Set down all of the entries word for word, omitting the images they contain.

===== INFORMATION SUPPLIED =====

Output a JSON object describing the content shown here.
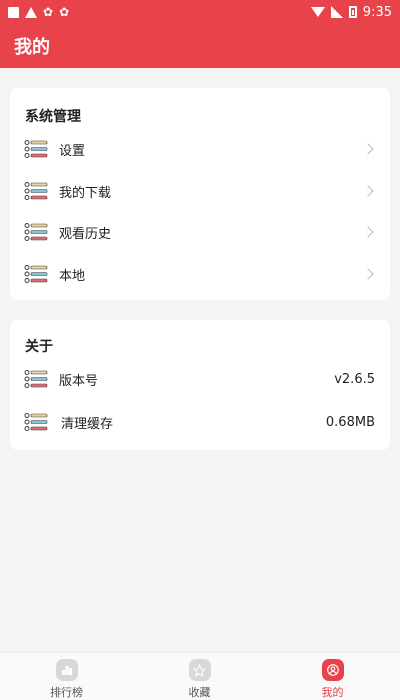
{
  "status_bar": {
    "time": "9:35"
  },
  "header": {
    "title": "我的"
  },
  "system_section": {
    "title": "系统管理",
    "items": [
      {
        "label": "设置",
        "icon": "list-icon"
      },
      {
        "label": "我的下载",
        "icon": "list-icon"
      },
      {
        "label": "观看历史",
        "icon": "list-icon"
      },
      {
        "label": "本地",
        "icon": "list-icon"
      }
    ]
  },
  "about_section": {
    "title": "关于",
    "items": [
      {
        "label": "版本号",
        "value": "v2.6.5",
        "icon": "list-icon"
      },
      {
        "label": "清理缓存",
        "value": "0.68MB",
        "icon": "list-icon"
      }
    ]
  },
  "tab_bar": {
    "tabs": [
      {
        "label": "排行榜",
        "icon": "ranking-icon",
        "active": false
      },
      {
        "label": "收藏",
        "icon": "star-icon",
        "active": false
      },
      {
        "label": "我的",
        "icon": "user-icon",
        "active": true
      }
    ]
  },
  "colors": {
    "accent": "#e8424a",
    "background": "#f4f4f4",
    "card": "#ffffff"
  }
}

=====

**TASK SOLUTION:**
Output a JSON object describing the content shown here.
{
  "status_bar": {
    "time": "9:35"
  },
  "header": {
    "title": "我的"
  },
  "system_section": {
    "title": "系统管理",
    "items": [
      {
        "label": "设置",
        "icon": "list-icon"
      },
      {
        "label": "我的下载",
        "icon": "list-icon"
      },
      {
        "label": "观看历史",
        "icon": "list-icon"
      },
      {
        "label": "本地",
        "icon": "list-icon"
      }
    ]
  },
  "about_section": {
    "title": "关于",
    "items": [
      {
        "label": "版本号",
        "value": "v2.6.5",
        "icon": "list-icon"
      },
      {
        "label": "清理缓存",
        "value": "0.68MB",
        "icon": "list-icon"
      }
    ]
  },
  "tab_bar": {
    "tabs": [
      {
        "label": "排行榜",
        "icon": "ranking-icon",
        "active": false
      },
      {
        "label": "收藏",
        "icon": "star-icon",
        "active": false
      },
      {
        "label": "我的",
        "icon": "user-icon",
        "active": true
      }
    ]
  },
  "colors": {
    "accent": "#e8424a",
    "background": "#f4f4f4",
    "card": "#ffffff"
  }
}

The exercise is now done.